● EXERCISE DIRECTIONS
Locate the string "Distância" in the listing below. Copy every line where it is found.

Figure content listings

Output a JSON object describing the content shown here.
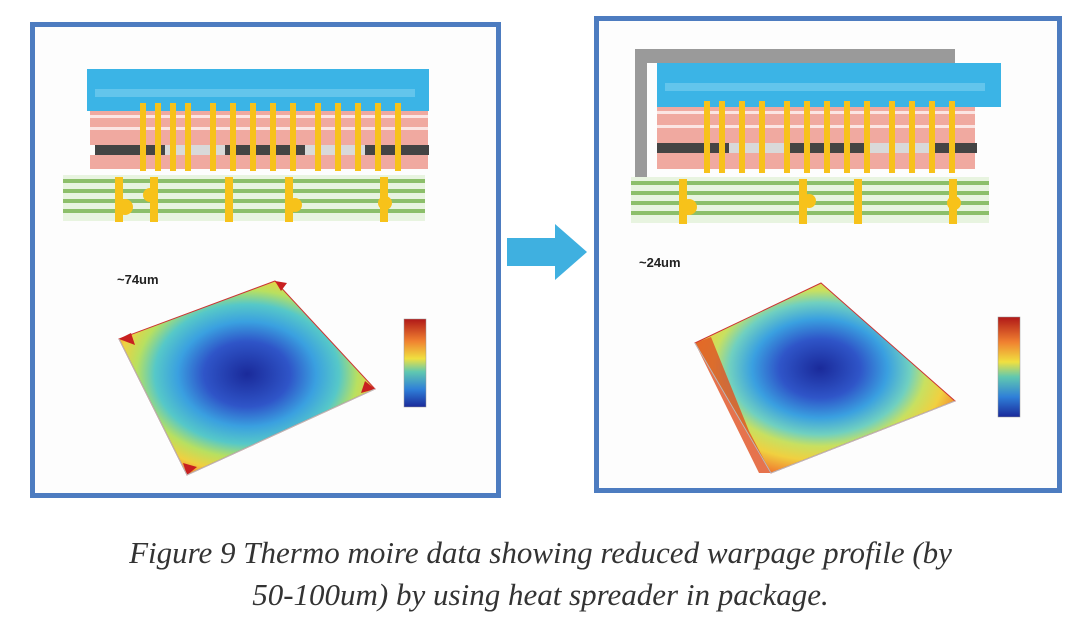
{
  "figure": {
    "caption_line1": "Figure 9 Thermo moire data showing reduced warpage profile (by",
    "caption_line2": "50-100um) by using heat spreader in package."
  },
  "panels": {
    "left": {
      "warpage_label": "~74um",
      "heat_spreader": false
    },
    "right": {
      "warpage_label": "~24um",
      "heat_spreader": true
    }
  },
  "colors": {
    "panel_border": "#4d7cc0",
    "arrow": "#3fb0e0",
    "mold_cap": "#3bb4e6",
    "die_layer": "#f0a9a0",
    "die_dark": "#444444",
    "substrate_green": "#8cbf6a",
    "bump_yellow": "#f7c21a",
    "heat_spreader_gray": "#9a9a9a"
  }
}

...

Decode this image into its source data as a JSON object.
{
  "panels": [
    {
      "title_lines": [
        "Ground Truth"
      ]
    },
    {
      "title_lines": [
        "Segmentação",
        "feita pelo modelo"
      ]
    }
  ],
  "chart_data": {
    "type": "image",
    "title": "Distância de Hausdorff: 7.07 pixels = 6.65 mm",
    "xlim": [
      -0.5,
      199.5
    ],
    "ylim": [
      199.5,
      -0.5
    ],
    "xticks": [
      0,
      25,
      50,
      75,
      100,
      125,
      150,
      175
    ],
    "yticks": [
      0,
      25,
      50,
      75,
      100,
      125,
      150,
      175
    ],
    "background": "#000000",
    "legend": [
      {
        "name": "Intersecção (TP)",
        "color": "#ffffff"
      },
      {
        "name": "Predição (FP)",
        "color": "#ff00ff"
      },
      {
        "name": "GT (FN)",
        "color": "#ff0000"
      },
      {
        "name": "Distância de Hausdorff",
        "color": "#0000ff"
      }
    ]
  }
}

==

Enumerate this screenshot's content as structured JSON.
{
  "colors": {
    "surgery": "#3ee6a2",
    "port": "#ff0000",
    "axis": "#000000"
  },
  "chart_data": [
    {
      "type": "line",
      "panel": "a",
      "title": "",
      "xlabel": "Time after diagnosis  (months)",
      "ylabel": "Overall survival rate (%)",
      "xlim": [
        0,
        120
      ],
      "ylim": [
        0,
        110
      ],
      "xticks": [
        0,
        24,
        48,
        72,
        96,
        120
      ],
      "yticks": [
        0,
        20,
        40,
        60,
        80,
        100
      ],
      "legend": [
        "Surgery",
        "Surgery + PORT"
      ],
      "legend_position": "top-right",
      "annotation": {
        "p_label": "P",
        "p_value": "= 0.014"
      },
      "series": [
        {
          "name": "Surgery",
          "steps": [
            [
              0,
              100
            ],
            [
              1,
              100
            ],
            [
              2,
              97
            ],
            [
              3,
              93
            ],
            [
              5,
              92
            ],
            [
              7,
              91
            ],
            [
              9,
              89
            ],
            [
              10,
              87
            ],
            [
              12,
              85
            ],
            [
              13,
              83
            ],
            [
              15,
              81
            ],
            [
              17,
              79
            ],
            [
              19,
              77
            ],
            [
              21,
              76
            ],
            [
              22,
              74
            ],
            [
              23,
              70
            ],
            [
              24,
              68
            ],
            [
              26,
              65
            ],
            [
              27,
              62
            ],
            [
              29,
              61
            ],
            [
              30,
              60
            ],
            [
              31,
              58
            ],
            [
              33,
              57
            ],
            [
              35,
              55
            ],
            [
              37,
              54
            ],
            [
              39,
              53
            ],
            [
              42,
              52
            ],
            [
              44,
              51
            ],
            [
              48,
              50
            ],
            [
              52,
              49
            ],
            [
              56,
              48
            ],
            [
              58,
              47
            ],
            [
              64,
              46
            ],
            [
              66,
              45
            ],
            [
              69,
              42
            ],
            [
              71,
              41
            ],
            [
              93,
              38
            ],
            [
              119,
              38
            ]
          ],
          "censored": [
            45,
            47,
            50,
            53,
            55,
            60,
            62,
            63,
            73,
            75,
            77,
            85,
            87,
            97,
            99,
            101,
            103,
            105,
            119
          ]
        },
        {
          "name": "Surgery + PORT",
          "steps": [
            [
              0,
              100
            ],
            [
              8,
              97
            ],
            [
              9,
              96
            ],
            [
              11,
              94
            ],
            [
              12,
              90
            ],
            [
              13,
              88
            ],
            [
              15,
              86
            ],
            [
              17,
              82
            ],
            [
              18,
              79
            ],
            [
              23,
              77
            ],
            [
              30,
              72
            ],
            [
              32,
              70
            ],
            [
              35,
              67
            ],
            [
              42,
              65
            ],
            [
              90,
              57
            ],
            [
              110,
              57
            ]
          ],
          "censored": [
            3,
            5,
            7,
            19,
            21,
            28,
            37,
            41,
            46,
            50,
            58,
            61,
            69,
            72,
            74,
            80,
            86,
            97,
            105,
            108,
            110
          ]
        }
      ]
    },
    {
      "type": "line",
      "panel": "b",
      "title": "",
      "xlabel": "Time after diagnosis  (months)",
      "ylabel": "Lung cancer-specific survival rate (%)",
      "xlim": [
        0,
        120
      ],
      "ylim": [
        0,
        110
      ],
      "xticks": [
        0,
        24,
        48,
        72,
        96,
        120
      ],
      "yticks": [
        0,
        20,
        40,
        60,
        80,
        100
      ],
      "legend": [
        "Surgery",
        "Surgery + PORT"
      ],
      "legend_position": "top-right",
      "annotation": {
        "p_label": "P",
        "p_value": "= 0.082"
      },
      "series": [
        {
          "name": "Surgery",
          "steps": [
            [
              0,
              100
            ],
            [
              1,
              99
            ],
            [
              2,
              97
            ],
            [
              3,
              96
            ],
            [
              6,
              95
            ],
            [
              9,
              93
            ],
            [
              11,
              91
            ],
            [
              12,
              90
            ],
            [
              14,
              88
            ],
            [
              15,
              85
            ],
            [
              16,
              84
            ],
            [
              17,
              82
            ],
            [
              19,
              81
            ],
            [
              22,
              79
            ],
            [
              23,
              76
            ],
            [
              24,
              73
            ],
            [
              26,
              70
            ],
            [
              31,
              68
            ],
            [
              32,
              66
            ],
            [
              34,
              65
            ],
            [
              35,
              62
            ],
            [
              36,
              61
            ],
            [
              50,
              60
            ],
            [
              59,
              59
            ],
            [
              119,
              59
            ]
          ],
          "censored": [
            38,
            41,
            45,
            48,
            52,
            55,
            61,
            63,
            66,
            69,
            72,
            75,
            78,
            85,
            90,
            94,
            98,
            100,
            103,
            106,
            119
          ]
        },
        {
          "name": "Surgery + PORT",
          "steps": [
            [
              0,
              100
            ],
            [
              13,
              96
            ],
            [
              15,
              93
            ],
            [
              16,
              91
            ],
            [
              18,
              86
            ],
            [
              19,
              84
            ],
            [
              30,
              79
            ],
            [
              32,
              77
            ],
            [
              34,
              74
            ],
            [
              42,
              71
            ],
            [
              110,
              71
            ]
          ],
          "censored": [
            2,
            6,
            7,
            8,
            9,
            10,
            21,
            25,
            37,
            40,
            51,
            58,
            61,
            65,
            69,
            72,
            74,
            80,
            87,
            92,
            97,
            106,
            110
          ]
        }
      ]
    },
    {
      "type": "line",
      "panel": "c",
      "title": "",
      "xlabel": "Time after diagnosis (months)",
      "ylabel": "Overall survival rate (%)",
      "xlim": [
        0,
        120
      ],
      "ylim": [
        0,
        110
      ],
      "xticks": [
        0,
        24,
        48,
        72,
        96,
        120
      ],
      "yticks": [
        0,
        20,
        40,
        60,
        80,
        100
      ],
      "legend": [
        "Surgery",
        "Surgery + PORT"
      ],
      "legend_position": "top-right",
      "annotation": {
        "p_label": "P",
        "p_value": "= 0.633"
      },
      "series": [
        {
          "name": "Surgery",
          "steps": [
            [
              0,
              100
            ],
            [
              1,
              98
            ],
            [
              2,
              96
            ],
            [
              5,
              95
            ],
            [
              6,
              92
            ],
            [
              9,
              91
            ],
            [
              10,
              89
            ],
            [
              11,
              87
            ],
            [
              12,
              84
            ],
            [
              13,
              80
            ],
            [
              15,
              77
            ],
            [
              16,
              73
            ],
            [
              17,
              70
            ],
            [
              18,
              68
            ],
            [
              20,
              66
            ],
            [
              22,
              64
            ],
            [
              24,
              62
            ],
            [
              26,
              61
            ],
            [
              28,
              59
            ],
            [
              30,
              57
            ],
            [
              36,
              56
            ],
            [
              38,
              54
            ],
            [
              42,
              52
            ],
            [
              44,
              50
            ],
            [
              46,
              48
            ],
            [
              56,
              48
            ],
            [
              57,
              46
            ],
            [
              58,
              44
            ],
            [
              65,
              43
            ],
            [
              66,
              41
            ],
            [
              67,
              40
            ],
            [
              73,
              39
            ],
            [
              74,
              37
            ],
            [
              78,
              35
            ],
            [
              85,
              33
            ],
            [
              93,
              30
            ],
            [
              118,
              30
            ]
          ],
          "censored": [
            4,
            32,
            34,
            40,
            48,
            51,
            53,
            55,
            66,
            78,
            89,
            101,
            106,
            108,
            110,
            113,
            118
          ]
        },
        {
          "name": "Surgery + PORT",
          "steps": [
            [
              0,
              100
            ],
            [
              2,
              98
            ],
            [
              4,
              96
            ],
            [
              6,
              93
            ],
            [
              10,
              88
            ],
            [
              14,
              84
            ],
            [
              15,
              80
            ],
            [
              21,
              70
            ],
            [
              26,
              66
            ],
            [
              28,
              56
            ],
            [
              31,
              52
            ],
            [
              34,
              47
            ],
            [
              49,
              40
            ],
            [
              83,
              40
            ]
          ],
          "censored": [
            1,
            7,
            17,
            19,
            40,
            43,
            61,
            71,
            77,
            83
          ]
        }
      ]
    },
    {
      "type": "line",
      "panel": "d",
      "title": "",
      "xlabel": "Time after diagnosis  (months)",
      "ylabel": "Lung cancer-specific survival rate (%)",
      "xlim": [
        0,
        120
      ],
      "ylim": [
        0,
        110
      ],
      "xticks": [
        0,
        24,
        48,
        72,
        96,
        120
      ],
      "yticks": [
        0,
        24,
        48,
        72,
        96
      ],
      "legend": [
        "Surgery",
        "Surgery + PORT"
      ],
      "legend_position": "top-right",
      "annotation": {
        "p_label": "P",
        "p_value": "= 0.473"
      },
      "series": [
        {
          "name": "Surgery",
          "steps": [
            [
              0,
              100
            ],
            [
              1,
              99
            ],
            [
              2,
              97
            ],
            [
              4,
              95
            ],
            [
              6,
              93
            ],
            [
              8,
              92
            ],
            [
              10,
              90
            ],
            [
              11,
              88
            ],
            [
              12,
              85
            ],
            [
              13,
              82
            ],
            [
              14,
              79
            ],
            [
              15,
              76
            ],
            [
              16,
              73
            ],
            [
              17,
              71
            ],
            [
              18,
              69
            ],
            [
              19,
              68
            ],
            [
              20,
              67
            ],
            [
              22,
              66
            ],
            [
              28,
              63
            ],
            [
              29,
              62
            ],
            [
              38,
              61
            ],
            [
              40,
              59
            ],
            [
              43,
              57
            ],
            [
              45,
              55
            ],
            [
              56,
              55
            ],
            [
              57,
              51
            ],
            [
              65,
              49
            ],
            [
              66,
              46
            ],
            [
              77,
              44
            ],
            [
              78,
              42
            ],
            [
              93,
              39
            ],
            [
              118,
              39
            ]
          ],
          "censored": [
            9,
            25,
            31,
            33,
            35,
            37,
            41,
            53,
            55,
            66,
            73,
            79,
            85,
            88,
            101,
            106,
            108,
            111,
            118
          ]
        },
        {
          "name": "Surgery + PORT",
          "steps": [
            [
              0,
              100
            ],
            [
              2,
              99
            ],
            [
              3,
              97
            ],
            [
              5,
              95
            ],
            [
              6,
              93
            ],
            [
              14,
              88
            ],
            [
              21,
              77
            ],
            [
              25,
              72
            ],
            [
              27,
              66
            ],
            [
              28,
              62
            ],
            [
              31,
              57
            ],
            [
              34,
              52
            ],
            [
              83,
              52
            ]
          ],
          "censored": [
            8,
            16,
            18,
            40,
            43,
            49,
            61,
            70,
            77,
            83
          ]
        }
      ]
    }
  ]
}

● THE REPLY
    "title": "Distância de Hausdorff: 7.07 pixels = 6.65 mm",
        "name": "Distância de Hausdorff",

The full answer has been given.